## Short task
Go through the entries below, tally each line with the string "effective", and give the final number by itself.

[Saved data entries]
____________
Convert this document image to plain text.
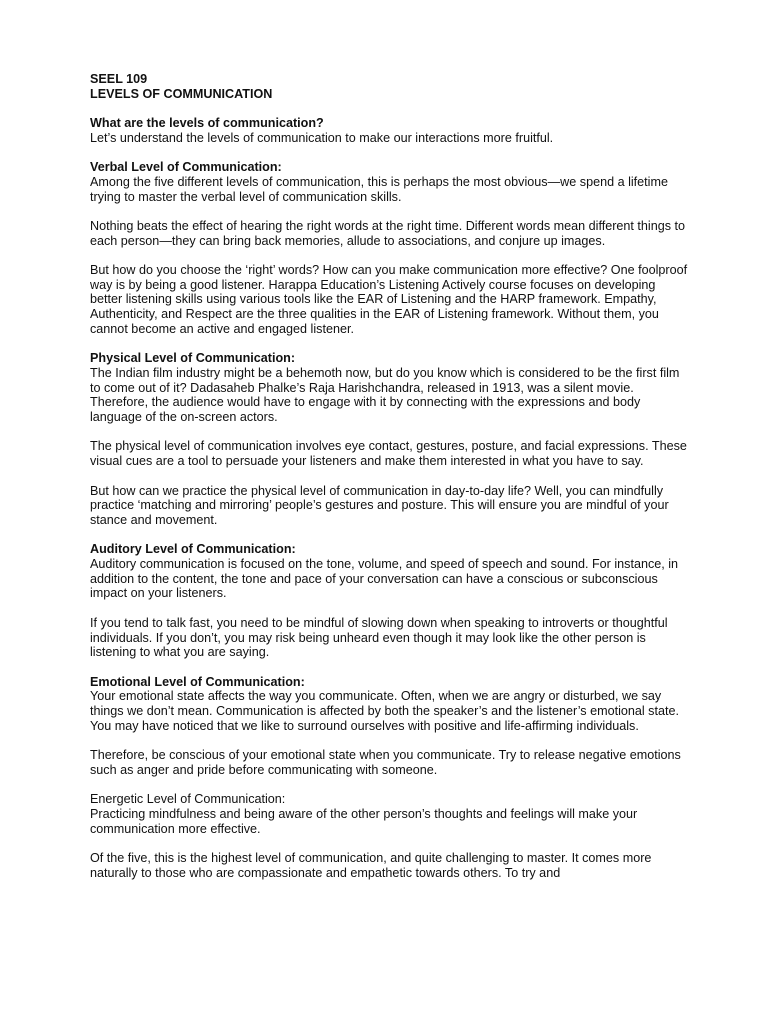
SEEL 109
LEVELS OF COMMUNICATION

What are the levels of communication?
Let’s understand the levels of communication to make our interactions more fruitful.

Verbal Level of Communication:
Among the five different levels of communication, this is perhaps the most obvious—we spend a lifetime trying to master the verbal level of communication skills.

Nothing beats the effect of hearing the right words at the right time. Different words mean different things to each person—they can bring back memories, allude to associations, and conjure up images.

But how do you choose the ‘right’ words? How can you make communication more effective? One foolproof way is by being a good listener. Harappa Education’s Listening Actively course focuses on developing better listening skills using various tools like the EAR of Listening and the HARP framework. Empathy, Authenticity, and Respect are the three qualities in the EAR of Listening framework. Without them, you cannot become an active and engaged listener.

Physical Level of Communication:
The Indian film industry might be a behemoth now, but do you know which is considered to be the first film to come out of it? Dadasaheb Phalke’s Raja Harishchandra, released in 1913, was a silent movie. Therefore, the audience would have to engage with it by connecting with the expressions and body language of the on-screen actors.

The physical level of communication involves eye contact, gestures, posture, and facial expressions. These visual cues are a tool to persuade your listeners and make them interested in what you have to say.

But how can we practice the physical level of communication in day-to-day life? Well, you can mindfully practice ‘matching and mirroring’ people’s gestures and posture. This will ensure you are mindful of your stance and movement.

Auditory Level of Communication:
Auditory communication is focused on the tone, volume, and speed of speech and sound. For instance, in addition to the content, the tone and pace of your conversation can have a conscious or subconscious impact on your listeners.

If you tend to talk fast, you need to be mindful of slowing down when speaking to introverts or thoughtful individuals. If you don’t, you may risk being unheard even though it may look like the other person is listening to what you are saying.

Emotional Level of Communication:
Your emotional state affects the way you communicate. Often, when we are angry or disturbed, we say things we don’t mean. Communication is affected by both the speaker’s and the listener’s emotional state. You may have noticed that we like to surround ourselves with positive and life-affirming individuals.

Therefore, be conscious of your emotional state when you communicate. Try to release negative emotions such as anger and pride before communicating with someone.

Energetic Level of Communication:
Practicing mindfulness and being aware of the other person’s thoughts and feelings will make your communication more effective.

Of the five, this is the highest level of communication, and quite challenging to master. It comes more naturally to those who are compassionate and empathetic towards others. To try and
____________
## The response
2